--- Data lines ---
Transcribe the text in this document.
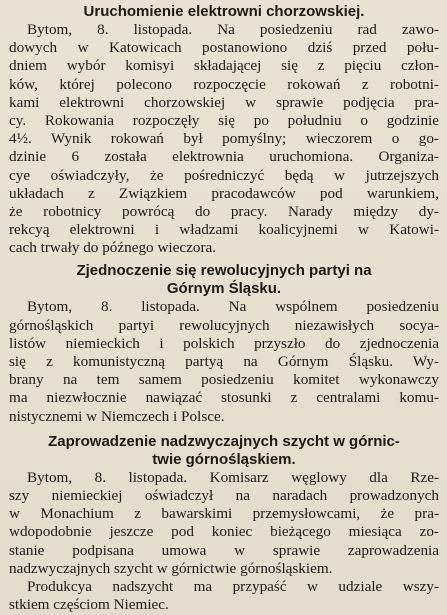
Uruchomienie elektrowni chorzowskiej.
Bytom, 8. listopada. Na posiedzeniu rad zawo-
dowych w Katowicach postanowiono dziś przed połu-
dniem wybór komisyi składającej się z pięciu człon-
ków, której polecono rozpoczęcie rokowań z robotni-
kami elektrowni chorzowskiej w sprawie podjęcia pra-
cy. Rokowania rozpoczęły się po południu o godzinie
4½. Wynik rokowań był pomyślny; wieczorem o go-
dzinie 6 została elektrownia uruchomiona. Organiza-
cye oświadczyły, że pośredniczyć będą w jutrzejszych
układach z Związkiem pracodawców pod warunkiem,
że robotnicy powrócą do pracy. Narady między dy-
rekcyą elektrowni i władzami koalicyjnemi w Katowi-
cach trwały do późnego wieczora.
Zjednoczenie się rewolucyjnych partyi na
Górnym Śląsku.
Bytom, 8. listopada. Na wspólnem posiedzeniu
górnośląskich partyi rewolucyjnych niezawisłych socya-
listów niemieckich i polskich przyszło do zjednoczenia
się z komunistyczną partyą na Górnym Śląsku. Wy-
brany na tem samem posiedzeniu komitet wykonawczy
ma niezwłocznie nawiązać stosunki z centralami komu-
nistycznemi w Niemczech i Polsce.
Zaprowadzenie nadzwyczajnych szycht w górnic-
twie górnośląskiem.
Bytom, 8. listopada. Komisarz węglowy dla Rze-
szy niemieckiej oświadczył na naradach prowadzonych
w Monachium z bawarskimi przemysłowcami, że pra-
wdopodobnie jeszcze pod koniec bieżącego miesiąca zo-
stanie podpisana umowa w sprawie zaprowadzenia
nadzwyczajnych szycht w górnictwie górnośląskiem.
Produkcya nadszycht ma przypaść w udziale wszy-
stkiem częściom Niemiec.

--- Work instructions ---
Write the material out again exactly as it appears, dropping the pictures.

--- Written answer ---
Transcribe the text in this document.
Uruchomienie elektrowni chorzowskiej.
Bytom, 8. listopada. Na posiedzeniu rad zawo-
dowych w Katowicach postanowiono dziś przed połu-
dniem wybór komisyi składającej się z pięciu człon-
ków, której polecono rozpoczęcie rokowań z robotni-
kami elektrowni chorzowskiej w sprawie podjęcia pra-
cy. Rokowania rozpoczęły się po południu o godzinie
4½. Wynik rokowań był pomyślny; wieczorem o go-
dzinie 6 została elektrownia uruchomiona. Organiza-
cye oświadczyły, że pośredniczyć będą w jutrzejszych
układach z Związkiem pracodawców pod warunkiem,
że robotnicy powrócą do pracy. Narady między dy-
rekcyą elektrowni i władzami koalicyjnemi w Katowi-
cach trwały do późnego wieczora.
Zjednoczenie się rewolucyjnych partyi na
Górnym Śląsku.
Bytom, 8. listopada. Na wspólnem posiedzeniu
górnośląskich partyi rewolucyjnych niezawisłych socya-
listów niemieckich i polskich przyszło do zjednoczenia
się z komunistyczną partyą na Górnym Śląsku. Wy-
brany na tem samem posiedzeniu komitet wykonawczy
ma niezwłocznie nawiązać stosunki z centralami komu-
nistycznemi w Niemczech i Polsce.
Zaprowadzenie nadzwyczajnych szycht w górnic-
twie górnośląskiem.
Bytom, 8. listopada. Komisarz węglowy dla Rze-
szy niemieckiej oświadczył na naradach prowadzonych
w Monachium z bawarskimi przemysłowcami, że pra-
wdopodobnie jeszcze pod koniec bieżącego miesiąca zo-
stanie podpisana umowa w sprawie zaprowadzenia
nadzwyczajnych szycht w górnictwie górnośląskiem.
Produkcya nadszycht ma przypaść w udziale wszy-
stkiem częściom Niemiec.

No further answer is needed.